Search the data below for "this"; list each line that holds it.

(Entries from a dataset)
# # #
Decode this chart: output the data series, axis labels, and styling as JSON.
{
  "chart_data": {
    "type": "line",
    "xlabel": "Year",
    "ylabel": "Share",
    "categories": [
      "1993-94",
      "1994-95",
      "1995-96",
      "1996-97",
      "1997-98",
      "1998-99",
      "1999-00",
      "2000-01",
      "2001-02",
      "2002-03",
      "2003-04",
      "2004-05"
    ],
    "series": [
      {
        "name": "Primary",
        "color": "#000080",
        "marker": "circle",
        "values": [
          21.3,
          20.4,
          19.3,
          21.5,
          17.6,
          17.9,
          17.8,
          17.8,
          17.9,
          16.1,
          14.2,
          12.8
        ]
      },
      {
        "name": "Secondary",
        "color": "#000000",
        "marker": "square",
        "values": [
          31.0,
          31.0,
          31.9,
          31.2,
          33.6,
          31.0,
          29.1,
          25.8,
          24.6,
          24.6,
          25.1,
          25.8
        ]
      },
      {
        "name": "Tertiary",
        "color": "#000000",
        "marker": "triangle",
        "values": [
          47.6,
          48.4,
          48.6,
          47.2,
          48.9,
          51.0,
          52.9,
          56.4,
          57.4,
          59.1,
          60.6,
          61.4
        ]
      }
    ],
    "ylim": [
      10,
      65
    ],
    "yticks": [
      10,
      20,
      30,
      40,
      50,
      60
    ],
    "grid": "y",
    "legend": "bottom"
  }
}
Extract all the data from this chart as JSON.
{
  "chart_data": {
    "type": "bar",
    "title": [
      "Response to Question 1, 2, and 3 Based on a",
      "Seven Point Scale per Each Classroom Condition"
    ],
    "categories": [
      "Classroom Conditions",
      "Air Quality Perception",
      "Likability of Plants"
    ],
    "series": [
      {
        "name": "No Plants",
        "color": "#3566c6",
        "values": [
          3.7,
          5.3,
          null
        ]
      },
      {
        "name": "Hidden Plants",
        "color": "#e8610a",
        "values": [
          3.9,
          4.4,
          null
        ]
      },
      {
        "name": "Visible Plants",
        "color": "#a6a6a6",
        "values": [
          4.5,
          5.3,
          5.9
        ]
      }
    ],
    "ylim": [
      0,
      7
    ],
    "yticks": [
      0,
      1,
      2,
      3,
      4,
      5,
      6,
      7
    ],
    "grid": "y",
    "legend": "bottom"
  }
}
# # #
FINISHED EXERCISE ::
Decode this chart: output the data series, axis labels, and styling as JSON.
Extract all the data from this chart as JSON.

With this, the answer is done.